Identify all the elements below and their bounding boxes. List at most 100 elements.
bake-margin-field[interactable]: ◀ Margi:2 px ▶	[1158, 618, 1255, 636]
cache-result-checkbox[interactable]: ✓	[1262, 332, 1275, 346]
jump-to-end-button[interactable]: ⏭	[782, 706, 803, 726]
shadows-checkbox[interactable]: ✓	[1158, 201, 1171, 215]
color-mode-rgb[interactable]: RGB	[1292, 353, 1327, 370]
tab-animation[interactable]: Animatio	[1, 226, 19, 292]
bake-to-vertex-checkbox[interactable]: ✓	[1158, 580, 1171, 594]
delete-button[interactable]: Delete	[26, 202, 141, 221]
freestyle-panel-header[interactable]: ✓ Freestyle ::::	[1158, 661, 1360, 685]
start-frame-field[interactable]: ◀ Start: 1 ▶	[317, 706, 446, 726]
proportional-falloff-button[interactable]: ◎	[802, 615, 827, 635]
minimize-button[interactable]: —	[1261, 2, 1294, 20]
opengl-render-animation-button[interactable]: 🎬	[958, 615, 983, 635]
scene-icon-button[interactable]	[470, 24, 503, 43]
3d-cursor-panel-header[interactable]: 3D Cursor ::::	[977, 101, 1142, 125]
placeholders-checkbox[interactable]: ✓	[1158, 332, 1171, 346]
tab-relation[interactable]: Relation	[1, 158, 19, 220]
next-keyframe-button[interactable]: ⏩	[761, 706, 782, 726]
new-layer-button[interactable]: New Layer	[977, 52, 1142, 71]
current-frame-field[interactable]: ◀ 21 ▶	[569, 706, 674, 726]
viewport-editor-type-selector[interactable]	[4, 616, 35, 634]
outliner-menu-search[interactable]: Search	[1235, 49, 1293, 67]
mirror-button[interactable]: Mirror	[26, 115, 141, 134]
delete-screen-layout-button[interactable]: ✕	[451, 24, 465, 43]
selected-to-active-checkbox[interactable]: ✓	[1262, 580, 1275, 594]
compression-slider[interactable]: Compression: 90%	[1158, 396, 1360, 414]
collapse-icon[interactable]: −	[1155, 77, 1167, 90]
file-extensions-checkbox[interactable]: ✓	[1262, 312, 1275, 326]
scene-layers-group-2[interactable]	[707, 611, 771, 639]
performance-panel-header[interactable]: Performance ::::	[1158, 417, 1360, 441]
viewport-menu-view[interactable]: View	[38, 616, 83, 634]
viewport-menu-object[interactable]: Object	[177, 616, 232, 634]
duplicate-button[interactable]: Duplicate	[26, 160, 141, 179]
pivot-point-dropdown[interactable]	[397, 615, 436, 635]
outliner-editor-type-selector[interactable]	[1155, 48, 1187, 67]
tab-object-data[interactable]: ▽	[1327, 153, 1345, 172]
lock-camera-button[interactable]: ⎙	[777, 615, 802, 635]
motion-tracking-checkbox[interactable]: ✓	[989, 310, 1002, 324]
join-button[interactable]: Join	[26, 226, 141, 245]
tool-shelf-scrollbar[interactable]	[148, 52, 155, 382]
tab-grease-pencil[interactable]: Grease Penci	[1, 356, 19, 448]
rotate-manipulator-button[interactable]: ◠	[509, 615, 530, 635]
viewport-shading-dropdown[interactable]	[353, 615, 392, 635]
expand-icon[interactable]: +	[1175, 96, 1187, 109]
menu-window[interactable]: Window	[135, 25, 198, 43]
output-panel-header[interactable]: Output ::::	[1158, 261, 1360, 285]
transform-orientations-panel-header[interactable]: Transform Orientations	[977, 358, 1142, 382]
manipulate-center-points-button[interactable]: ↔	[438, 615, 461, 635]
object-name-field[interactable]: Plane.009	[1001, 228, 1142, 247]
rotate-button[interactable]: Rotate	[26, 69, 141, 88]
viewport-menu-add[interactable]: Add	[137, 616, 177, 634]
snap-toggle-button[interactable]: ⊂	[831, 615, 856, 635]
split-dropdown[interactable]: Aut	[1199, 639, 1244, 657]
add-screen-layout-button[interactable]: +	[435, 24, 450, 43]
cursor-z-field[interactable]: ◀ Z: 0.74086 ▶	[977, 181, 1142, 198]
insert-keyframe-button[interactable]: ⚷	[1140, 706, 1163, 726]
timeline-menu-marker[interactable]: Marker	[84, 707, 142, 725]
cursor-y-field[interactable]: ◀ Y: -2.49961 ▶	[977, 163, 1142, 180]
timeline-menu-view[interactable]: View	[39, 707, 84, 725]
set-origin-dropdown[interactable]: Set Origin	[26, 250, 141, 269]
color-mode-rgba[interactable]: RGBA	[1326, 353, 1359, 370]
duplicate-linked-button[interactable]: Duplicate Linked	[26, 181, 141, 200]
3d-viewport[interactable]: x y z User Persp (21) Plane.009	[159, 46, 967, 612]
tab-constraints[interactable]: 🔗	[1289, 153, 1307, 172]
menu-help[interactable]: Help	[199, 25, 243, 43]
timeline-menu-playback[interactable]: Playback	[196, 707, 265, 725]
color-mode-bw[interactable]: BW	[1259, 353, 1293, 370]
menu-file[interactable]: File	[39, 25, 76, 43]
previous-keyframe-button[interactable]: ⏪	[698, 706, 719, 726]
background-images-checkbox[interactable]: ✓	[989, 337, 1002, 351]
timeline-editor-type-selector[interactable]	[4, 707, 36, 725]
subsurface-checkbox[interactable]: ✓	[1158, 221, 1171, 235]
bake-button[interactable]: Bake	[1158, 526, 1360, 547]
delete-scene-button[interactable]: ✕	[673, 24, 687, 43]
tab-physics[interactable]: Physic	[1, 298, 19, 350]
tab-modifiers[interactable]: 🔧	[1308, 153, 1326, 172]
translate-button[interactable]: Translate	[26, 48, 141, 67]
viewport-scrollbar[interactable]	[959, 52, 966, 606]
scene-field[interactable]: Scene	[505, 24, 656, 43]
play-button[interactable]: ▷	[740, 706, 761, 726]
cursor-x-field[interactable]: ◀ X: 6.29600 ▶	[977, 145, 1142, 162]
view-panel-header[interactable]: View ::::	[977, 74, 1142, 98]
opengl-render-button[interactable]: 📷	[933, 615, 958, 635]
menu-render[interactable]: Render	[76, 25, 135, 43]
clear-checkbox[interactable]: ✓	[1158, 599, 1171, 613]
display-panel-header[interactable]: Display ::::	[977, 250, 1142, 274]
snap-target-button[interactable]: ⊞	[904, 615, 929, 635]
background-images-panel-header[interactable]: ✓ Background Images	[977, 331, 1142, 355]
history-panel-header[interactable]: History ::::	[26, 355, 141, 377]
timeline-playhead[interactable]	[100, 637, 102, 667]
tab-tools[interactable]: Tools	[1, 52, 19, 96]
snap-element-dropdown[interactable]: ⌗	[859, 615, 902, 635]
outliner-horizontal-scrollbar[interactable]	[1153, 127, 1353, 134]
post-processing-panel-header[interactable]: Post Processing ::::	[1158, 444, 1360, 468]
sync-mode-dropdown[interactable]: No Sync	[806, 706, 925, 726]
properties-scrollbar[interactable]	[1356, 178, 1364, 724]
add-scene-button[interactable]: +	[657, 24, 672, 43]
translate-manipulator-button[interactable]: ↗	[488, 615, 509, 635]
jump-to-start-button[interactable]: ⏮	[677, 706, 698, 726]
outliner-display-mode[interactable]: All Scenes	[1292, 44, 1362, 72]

_ _ _ _

§ **What you will do**
Return the records word for word, beginning with their first line and going on through the line that contains "49, 1293, 67]".

§ **Solved problem**
Identify all the elements below and their bounding boxes. List at most 100 elements.
bake-margin-field[interactable]: ◀ Margi:2 px ▶	[1158, 618, 1255, 636]
cache-result-checkbox[interactable]: ✓	[1262, 332, 1275, 346]
jump-to-end-button[interactable]: ⏭	[782, 706, 803, 726]
shadows-checkbox[interactable]: ✓	[1158, 201, 1171, 215]
color-mode-rgb[interactable]: RGB	[1292, 353, 1327, 370]
tab-animation[interactable]: Animatio	[1, 226, 19, 292]
bake-to-vertex-checkbox[interactable]: ✓	[1158, 580, 1171, 594]
delete-button[interactable]: Delete	[26, 202, 141, 221]
freestyle-panel-header[interactable]: ✓ Freestyle ::::	[1158, 661, 1360, 685]
start-frame-field[interactable]: ◀ Start: 1 ▶	[317, 706, 446, 726]
proportional-falloff-button[interactable]: ◎	[802, 615, 827, 635]
minimize-button[interactable]: —	[1261, 2, 1294, 20]
opengl-render-animation-button[interactable]: 🎬	[958, 615, 983, 635]
scene-icon-button[interactable]	[470, 24, 503, 43]
3d-cursor-panel-header[interactable]: 3D Cursor ::::	[977, 101, 1142, 125]
placeholders-checkbox[interactable]: ✓	[1158, 332, 1171, 346]
tab-relation[interactable]: Relation	[1, 158, 19, 220]
next-keyframe-button[interactable]: ⏩	[761, 706, 782, 726]
new-layer-button[interactable]: New Layer	[977, 52, 1142, 71]
current-frame-field[interactable]: ◀ 21 ▶	[569, 706, 674, 726]
viewport-editor-type-selector[interactable]	[4, 616, 35, 634]
outliner-menu-search[interactable]: Search	[1235, 49, 1293, 67]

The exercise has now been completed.